_Work to complete_
Each line that holds the word "CHẮN" counts once; give the total for the records below and nothing else.

_Working data_
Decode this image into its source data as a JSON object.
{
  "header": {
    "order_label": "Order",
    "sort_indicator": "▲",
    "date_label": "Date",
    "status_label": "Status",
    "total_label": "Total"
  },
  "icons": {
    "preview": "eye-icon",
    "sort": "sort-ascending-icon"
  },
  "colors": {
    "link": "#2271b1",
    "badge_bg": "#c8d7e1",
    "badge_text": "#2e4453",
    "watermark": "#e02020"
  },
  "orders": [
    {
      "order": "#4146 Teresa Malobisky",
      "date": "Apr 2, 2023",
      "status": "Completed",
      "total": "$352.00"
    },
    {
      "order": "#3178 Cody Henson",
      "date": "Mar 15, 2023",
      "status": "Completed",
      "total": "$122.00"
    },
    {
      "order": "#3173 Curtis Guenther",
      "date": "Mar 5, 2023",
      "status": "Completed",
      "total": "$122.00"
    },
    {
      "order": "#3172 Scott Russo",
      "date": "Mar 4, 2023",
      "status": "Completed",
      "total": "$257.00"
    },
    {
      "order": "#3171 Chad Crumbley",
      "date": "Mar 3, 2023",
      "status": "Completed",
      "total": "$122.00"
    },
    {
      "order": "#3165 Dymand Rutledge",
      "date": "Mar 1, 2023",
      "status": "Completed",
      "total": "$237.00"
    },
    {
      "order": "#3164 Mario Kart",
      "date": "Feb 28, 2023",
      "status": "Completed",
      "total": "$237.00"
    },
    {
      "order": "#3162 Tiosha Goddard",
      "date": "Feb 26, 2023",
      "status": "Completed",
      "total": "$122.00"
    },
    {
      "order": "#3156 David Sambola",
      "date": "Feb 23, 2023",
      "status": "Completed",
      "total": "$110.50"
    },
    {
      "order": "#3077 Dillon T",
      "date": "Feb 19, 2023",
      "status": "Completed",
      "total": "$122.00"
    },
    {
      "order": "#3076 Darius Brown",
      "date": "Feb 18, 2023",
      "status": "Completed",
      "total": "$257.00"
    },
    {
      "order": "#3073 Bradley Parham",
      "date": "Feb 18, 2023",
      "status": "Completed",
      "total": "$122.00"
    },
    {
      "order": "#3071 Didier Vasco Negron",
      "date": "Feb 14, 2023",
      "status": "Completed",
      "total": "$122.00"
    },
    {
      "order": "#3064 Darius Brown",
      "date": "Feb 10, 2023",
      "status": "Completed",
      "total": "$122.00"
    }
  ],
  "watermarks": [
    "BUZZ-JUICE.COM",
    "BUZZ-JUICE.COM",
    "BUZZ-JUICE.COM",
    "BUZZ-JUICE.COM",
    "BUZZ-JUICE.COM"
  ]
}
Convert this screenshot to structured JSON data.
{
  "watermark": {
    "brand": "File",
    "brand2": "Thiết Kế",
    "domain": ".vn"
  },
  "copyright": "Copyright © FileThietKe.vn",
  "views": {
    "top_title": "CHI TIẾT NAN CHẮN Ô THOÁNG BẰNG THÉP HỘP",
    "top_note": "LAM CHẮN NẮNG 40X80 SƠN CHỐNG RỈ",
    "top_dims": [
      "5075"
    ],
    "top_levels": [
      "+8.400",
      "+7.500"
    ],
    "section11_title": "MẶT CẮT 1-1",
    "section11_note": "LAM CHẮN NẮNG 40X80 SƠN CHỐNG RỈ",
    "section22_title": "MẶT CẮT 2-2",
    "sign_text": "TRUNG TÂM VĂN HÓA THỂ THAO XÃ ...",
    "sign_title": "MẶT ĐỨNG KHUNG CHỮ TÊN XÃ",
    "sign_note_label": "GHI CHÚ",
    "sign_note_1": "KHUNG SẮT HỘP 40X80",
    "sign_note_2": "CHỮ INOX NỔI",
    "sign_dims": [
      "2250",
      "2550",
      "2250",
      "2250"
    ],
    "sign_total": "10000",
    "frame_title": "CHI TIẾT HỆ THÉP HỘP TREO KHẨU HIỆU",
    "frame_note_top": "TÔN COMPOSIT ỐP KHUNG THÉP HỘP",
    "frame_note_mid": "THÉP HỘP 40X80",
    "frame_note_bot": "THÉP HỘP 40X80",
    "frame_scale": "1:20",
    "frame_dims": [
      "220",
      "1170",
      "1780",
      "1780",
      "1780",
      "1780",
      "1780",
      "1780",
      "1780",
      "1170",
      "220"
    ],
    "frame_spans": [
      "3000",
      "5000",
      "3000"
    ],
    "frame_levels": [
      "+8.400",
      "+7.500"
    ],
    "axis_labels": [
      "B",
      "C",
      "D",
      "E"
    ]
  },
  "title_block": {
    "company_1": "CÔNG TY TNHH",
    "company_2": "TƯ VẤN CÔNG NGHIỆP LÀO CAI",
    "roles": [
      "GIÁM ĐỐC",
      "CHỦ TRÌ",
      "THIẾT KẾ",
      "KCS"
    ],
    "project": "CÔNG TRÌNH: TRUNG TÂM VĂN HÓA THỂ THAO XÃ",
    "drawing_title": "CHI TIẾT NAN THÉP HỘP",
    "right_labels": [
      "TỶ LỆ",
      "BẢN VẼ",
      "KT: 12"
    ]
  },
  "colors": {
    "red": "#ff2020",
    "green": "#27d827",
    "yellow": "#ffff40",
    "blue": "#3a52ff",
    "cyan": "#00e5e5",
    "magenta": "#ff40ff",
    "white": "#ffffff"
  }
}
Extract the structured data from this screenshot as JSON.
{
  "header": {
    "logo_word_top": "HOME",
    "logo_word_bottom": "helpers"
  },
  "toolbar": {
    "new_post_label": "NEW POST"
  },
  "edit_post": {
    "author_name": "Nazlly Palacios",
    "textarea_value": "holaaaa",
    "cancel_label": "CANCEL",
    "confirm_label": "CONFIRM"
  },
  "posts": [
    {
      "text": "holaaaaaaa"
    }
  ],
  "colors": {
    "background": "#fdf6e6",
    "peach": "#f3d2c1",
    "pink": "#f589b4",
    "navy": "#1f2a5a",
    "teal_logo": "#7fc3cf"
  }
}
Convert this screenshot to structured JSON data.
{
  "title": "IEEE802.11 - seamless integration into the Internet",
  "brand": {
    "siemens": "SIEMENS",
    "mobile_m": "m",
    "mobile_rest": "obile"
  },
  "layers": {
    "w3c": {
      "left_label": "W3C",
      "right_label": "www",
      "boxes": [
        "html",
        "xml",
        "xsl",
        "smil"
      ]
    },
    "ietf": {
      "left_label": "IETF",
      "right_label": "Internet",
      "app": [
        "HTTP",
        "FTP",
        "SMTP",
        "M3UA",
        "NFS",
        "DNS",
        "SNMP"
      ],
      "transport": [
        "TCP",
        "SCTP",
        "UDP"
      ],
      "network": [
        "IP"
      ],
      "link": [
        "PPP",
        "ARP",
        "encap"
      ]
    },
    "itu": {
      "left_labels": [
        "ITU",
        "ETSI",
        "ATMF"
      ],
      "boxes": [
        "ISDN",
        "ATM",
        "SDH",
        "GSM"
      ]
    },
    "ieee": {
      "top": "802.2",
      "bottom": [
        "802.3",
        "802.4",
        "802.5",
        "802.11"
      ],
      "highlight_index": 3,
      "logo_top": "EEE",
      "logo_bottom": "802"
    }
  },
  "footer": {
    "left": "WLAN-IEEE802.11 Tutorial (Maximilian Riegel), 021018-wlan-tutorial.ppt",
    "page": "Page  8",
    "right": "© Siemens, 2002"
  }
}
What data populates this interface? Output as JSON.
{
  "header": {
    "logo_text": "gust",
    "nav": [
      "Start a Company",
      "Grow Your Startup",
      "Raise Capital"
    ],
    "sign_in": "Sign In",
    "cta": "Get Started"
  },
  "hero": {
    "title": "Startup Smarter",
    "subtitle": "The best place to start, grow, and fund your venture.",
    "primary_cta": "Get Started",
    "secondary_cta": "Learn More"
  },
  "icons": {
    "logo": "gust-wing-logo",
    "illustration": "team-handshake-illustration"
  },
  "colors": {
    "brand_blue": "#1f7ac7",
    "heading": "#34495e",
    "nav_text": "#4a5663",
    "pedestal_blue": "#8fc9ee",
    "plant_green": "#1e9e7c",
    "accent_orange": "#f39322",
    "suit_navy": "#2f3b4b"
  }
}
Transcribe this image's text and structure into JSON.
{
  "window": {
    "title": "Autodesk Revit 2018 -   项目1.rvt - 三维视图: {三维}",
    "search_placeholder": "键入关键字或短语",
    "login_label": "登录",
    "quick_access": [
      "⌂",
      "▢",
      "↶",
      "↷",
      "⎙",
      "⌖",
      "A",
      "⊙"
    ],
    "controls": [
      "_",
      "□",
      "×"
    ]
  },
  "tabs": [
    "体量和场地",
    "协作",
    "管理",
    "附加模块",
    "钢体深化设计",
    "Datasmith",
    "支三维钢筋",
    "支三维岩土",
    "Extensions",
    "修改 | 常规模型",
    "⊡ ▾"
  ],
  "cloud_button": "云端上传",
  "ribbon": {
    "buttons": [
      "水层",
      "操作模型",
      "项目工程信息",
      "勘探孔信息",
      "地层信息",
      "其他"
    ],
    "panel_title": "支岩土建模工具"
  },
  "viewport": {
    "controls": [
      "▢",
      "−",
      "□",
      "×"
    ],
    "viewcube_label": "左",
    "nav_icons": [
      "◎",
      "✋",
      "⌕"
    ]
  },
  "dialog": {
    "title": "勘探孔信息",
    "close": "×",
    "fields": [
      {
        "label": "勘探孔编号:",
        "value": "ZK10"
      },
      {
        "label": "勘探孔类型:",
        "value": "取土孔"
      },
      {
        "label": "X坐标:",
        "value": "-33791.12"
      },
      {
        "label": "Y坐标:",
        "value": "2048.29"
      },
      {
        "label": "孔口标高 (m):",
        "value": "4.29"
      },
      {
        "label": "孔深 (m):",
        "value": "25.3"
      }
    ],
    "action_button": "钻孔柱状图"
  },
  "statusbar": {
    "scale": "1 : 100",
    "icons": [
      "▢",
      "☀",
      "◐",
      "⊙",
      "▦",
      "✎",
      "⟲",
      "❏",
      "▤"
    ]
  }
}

_Exercise response_
3